::: Records supplied :::

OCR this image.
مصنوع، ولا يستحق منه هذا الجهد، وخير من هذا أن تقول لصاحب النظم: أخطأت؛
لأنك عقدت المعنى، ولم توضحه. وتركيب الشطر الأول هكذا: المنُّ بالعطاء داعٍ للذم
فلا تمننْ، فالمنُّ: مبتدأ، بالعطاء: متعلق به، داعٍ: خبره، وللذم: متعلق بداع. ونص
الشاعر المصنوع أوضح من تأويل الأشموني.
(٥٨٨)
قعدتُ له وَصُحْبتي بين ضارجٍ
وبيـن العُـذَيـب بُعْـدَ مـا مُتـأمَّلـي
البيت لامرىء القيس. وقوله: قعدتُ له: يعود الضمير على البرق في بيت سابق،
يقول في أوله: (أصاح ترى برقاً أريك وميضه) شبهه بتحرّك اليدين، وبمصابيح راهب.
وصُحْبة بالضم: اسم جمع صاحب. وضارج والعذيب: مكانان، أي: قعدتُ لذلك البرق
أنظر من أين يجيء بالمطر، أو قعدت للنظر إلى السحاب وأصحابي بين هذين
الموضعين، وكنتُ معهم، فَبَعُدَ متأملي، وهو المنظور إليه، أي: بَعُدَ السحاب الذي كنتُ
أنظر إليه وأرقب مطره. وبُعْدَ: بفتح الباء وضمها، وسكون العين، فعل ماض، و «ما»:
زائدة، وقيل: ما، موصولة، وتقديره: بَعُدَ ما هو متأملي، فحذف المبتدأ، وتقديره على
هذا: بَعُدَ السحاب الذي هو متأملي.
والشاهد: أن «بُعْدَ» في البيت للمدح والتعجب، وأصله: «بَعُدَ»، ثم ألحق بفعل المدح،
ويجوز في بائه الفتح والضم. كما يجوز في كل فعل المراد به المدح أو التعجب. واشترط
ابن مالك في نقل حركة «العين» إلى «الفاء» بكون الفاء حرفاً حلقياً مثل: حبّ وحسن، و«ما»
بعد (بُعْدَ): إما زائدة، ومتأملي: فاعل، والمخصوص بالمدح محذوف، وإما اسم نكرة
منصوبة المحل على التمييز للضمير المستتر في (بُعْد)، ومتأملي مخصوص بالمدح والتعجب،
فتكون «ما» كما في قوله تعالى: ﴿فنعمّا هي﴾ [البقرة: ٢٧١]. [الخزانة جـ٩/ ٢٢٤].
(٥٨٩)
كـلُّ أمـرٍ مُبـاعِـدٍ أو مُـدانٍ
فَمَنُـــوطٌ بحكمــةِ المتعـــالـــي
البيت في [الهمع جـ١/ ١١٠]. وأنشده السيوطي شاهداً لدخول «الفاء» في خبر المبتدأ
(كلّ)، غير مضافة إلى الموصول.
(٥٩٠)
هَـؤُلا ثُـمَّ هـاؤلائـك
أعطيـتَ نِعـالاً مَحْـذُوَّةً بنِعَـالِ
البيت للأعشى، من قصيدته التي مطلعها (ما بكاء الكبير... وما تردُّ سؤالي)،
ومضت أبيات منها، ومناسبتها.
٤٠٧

:::

## Exercise instructions
Show all lines above holding "السحاب".

## Solved exercise
أنظر من أين يجيء بالمطر، أو قعدت للنظر إلى السحاب وأصحابي بين هذين
الموضعين، وكنتُ معهم، فَبَعُدَ متأملي، وهو المنظور إليه، أي: بَعُدَ السحاب الذي كنتُ
هذا: بَعُدَ السحاب الذي هو متأملي.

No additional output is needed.